- **SUPPLIED ENTRIES**:
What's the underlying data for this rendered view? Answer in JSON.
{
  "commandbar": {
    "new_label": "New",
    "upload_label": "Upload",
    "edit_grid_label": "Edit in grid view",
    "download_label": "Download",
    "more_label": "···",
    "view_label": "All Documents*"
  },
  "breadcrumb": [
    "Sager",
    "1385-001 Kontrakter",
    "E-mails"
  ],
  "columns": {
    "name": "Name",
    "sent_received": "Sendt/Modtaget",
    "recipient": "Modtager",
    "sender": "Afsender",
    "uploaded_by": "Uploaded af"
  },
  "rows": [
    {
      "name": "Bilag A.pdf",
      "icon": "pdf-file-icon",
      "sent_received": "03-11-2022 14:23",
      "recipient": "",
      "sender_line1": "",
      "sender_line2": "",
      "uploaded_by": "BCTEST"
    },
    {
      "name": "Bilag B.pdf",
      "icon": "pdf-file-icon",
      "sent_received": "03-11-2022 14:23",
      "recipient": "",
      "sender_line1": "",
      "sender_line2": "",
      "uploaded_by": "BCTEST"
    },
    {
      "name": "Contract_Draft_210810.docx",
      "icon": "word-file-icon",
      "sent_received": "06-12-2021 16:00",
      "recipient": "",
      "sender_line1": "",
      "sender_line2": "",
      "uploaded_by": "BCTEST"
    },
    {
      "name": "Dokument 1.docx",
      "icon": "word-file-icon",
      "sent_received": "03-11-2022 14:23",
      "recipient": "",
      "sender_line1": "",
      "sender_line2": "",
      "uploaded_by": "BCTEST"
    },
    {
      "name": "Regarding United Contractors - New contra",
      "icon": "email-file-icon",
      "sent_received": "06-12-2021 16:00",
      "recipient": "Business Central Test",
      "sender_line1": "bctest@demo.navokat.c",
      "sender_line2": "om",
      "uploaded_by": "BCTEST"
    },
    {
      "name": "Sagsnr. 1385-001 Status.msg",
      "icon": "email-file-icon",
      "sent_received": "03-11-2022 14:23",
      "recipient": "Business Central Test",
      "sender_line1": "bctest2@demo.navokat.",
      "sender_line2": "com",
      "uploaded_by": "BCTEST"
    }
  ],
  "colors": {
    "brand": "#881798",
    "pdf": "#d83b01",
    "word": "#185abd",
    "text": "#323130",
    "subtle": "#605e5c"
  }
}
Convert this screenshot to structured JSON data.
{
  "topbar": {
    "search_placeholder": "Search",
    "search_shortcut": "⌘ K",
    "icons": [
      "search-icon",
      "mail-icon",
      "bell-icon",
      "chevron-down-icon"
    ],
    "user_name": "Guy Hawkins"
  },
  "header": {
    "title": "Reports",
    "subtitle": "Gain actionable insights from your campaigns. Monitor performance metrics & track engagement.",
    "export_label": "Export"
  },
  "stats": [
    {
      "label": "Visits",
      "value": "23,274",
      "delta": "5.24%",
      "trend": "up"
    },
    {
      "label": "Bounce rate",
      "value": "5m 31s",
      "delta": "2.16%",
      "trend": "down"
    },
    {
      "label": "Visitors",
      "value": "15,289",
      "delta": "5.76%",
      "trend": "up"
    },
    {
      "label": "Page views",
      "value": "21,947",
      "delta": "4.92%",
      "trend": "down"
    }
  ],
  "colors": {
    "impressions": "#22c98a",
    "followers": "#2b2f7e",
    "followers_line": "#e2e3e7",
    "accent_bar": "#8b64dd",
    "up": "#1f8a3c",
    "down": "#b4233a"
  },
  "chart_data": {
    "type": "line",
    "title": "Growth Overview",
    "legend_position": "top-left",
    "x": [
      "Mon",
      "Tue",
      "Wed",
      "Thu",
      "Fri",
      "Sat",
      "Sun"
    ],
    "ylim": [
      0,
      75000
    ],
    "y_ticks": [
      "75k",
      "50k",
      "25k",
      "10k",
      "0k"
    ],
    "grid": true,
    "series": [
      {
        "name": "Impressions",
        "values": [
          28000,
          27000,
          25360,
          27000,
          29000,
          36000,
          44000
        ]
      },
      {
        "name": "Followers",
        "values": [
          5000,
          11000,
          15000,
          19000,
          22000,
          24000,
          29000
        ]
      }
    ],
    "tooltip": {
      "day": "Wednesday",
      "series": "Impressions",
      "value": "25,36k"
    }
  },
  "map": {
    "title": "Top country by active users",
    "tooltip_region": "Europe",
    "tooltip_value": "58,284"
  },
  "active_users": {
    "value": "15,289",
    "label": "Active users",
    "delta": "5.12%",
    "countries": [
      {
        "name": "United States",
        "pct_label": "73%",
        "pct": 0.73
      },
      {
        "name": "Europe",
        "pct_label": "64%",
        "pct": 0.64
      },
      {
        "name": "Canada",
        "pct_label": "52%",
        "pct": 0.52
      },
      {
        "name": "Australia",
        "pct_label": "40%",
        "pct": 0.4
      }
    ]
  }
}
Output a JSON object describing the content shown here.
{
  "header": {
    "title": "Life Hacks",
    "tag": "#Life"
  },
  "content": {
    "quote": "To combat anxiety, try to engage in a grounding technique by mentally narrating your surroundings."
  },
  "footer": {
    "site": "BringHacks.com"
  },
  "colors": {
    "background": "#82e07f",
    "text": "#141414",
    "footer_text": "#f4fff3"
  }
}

- **GIVEN PROBLEM**: Every line from the one containing "Output a JSON" through the end of the data must be repeated exactly, and no other line.

- **RESPONSE TO THIS EXERCISE**:
Output a JSON object describing the content shown here.
{
  "header": {
    "title": "Life Hacks",
    "tag": "#Life"
  },
  "content": {
    "quote": "To combat anxiety, try to engage in a grounding technique by mentally narrating your surroundings."
  },
  "footer": {
    "site": "BringHacks.com"
  },
  "colors": {
    "background": "#82e07f",
    "text": "#141414",
    "footer_text": "#f4fff3"
  }
}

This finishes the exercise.